***** Supplied information *****
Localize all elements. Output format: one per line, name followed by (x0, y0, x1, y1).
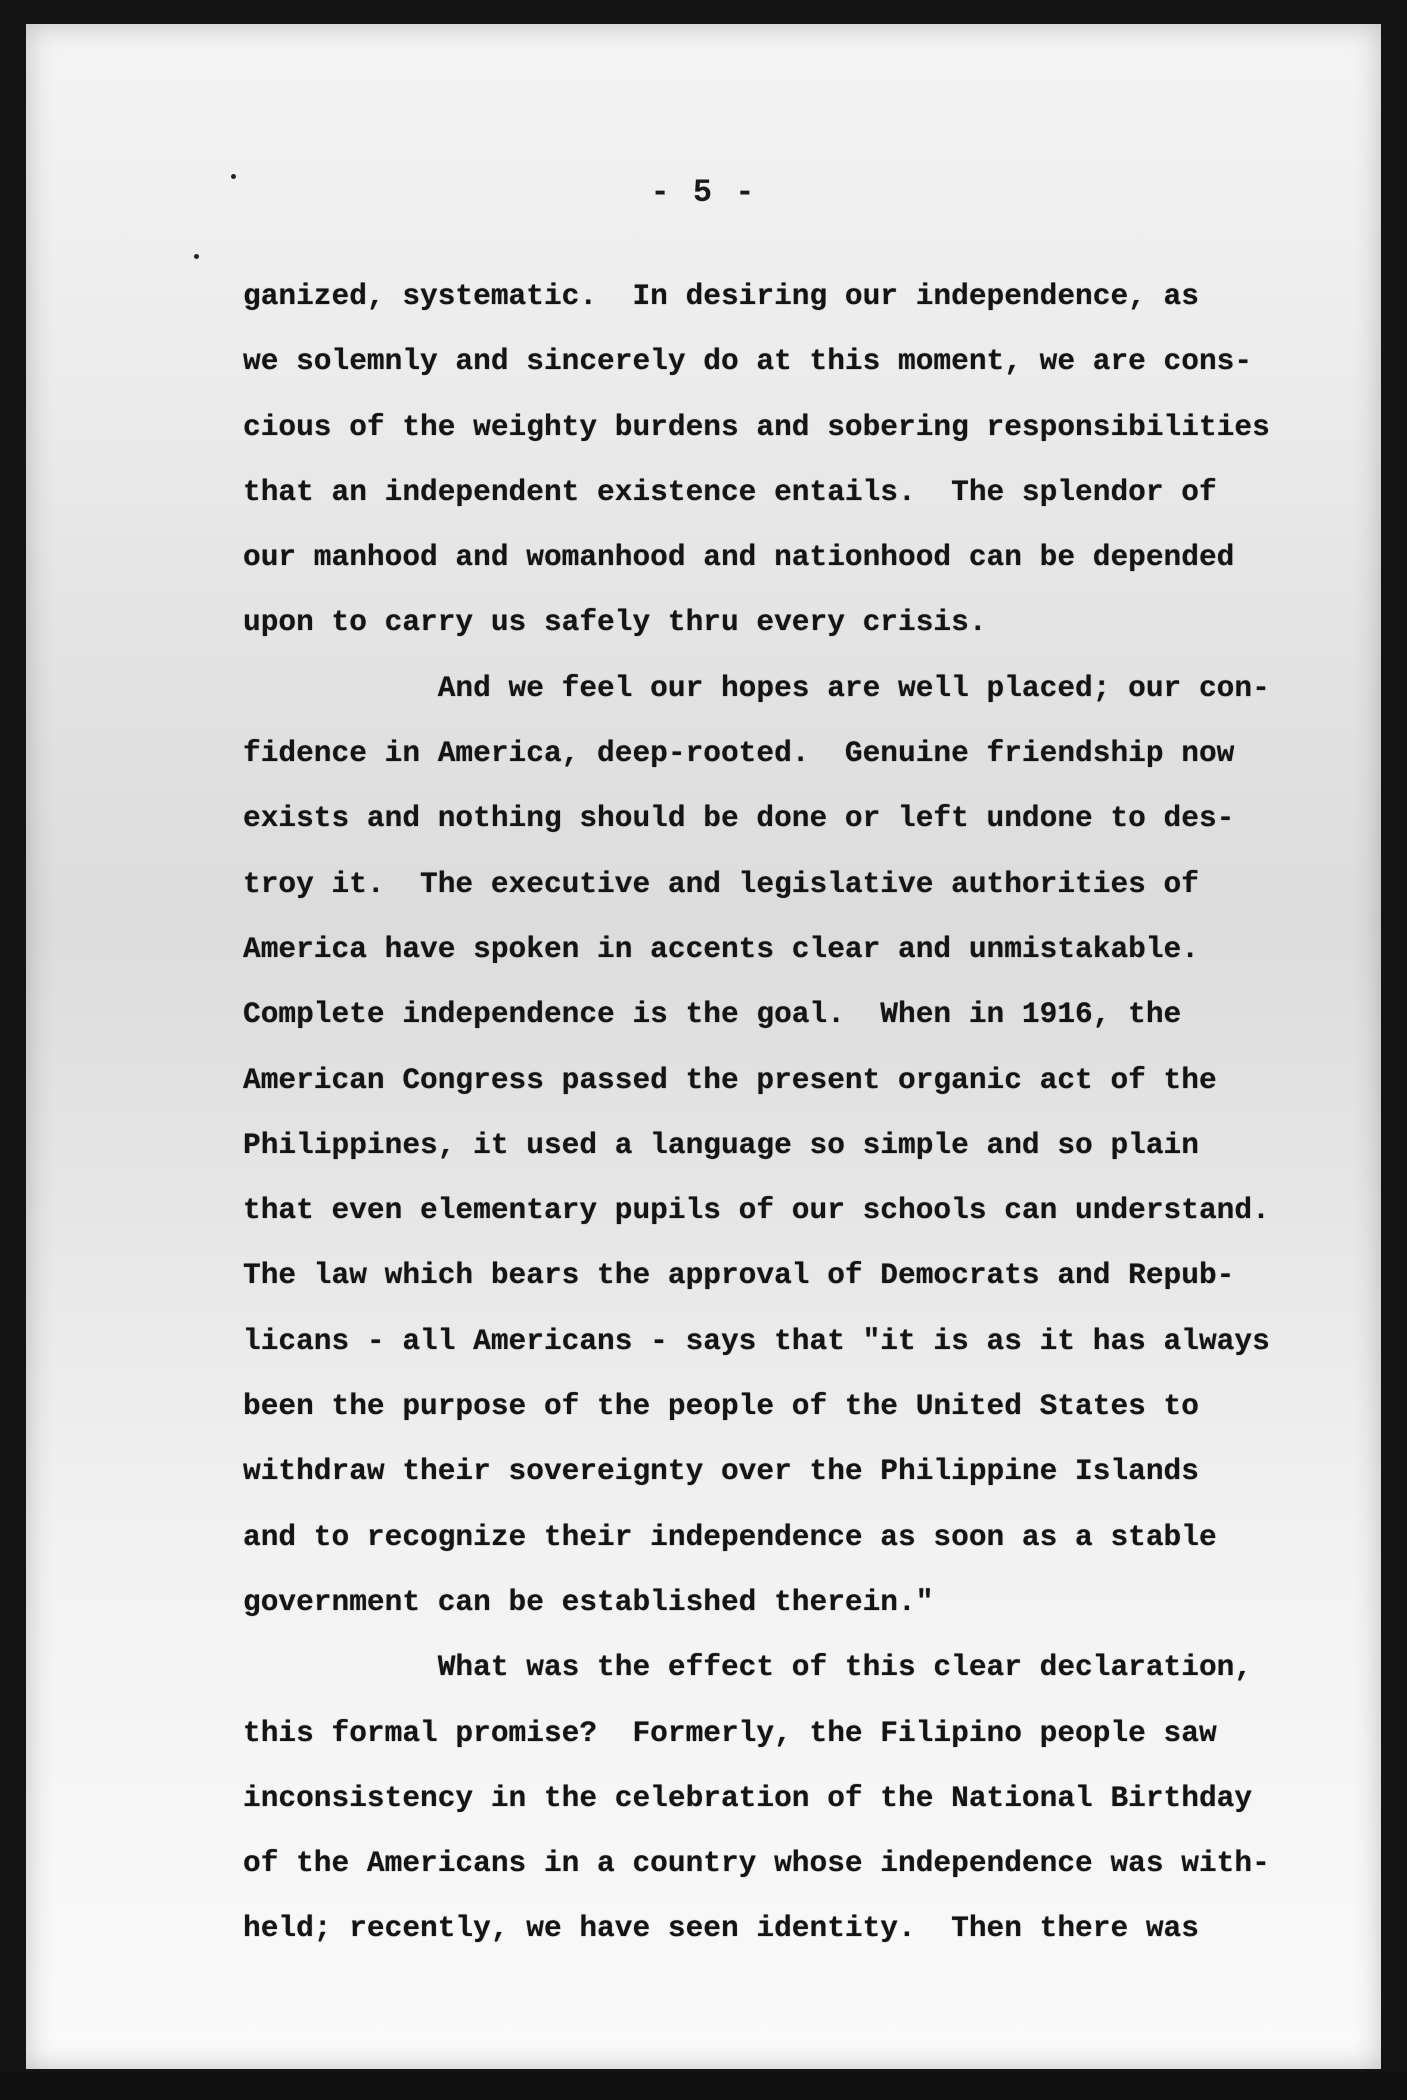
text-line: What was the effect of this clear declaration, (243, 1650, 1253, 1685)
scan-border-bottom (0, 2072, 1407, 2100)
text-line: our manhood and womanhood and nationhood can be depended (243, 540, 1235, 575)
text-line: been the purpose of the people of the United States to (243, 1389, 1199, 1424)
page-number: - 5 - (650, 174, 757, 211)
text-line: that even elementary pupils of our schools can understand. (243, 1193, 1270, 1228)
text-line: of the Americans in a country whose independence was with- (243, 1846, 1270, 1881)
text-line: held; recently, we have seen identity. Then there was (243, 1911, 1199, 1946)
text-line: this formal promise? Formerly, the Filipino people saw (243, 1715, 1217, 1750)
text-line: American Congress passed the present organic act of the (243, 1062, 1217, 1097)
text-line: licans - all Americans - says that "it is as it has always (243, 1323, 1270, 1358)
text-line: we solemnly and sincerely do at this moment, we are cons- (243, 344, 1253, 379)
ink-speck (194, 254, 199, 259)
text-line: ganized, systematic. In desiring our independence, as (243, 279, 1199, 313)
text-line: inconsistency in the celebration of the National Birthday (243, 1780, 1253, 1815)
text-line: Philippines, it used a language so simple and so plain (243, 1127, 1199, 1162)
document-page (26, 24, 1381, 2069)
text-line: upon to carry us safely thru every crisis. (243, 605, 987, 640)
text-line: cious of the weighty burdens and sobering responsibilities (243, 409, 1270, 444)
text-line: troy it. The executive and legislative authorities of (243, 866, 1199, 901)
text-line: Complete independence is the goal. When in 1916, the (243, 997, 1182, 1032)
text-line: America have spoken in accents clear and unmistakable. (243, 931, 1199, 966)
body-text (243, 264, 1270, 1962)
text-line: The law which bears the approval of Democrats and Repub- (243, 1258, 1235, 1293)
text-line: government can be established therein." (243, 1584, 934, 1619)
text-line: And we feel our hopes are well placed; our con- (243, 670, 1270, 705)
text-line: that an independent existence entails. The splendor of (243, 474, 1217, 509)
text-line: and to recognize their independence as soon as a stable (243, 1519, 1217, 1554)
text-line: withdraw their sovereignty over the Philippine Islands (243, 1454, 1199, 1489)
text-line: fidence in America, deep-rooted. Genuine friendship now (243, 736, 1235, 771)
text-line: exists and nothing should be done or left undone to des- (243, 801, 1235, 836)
*****
***** Supplied information *****
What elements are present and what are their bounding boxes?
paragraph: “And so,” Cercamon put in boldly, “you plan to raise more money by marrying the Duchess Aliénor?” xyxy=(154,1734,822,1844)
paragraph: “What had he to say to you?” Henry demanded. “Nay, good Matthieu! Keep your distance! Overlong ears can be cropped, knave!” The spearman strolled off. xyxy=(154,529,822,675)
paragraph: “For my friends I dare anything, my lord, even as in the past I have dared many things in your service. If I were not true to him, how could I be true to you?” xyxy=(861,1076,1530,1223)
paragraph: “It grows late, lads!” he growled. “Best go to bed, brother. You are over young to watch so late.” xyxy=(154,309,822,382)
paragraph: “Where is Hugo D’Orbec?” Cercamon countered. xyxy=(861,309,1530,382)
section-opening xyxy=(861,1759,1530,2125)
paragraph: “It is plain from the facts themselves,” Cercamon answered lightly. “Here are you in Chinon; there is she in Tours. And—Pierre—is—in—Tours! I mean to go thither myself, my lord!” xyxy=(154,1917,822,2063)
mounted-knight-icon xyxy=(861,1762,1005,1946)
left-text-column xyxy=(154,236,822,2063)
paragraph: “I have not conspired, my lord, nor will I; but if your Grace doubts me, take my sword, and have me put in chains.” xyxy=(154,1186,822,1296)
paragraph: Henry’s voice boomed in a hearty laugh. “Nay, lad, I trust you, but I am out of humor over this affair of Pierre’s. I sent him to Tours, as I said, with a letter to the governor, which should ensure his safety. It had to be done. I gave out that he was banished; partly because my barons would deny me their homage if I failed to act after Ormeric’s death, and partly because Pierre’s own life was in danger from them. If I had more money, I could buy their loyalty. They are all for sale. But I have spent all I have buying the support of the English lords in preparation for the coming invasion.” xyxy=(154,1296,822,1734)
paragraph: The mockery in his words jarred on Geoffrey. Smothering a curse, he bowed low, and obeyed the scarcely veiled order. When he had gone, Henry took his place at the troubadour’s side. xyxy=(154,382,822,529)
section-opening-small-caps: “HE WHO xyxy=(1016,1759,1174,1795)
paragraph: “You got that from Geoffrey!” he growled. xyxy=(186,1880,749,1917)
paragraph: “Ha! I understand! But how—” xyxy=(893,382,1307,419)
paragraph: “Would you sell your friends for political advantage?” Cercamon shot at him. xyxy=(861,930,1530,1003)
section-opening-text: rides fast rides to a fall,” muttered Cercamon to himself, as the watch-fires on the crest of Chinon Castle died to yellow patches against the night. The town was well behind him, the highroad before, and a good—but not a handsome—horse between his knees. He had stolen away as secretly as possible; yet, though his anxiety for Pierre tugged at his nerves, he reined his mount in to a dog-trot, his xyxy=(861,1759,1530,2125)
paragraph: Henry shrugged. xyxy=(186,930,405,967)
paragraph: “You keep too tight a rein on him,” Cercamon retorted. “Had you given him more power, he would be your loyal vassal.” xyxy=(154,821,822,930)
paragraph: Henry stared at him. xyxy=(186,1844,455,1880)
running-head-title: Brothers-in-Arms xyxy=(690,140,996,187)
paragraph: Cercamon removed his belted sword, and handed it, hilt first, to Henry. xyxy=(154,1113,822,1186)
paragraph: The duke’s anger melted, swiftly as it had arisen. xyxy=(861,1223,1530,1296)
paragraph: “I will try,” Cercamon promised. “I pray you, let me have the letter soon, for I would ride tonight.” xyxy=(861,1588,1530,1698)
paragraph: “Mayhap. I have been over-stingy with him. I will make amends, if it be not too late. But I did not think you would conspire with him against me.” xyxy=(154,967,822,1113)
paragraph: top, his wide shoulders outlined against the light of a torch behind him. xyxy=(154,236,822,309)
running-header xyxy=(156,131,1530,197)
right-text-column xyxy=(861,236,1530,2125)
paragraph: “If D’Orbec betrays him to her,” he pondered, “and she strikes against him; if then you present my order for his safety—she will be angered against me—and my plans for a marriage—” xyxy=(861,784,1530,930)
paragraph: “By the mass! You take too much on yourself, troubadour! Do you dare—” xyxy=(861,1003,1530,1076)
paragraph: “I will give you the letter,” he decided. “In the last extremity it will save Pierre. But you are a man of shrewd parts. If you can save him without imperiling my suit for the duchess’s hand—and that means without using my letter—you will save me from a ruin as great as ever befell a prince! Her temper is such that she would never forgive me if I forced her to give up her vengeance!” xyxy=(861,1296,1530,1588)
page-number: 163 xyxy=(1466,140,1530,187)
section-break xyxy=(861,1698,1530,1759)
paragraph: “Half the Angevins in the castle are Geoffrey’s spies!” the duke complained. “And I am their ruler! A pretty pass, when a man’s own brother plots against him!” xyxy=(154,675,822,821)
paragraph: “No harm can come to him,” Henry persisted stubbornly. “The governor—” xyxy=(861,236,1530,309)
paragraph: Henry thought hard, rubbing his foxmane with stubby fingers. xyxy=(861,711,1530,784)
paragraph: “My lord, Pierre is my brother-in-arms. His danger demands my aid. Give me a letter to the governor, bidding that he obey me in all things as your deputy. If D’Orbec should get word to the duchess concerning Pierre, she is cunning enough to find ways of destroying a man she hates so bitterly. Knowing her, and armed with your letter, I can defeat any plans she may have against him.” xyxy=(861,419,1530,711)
*****
_Set problem_
Retype the rows from the line containing "What elements are" through the line containing "strolled off. xyxy=(154,529,822,675)", including both of those lines, without changing a character.

_Written solution_
What elements are present and what are their bounding boxes?
paragraph: “And so,” Cercamon put in boldly, “you plan to raise more money by marrying the Duchess Aliénor?” xyxy=(154,1734,822,1844)
paragraph: “What had he to say to you?” Henry demanded. “Nay, good Matthieu! Keep your distance! Overlong ears can be cropped, knave!” The spearman strolled off. xyxy=(154,529,822,675)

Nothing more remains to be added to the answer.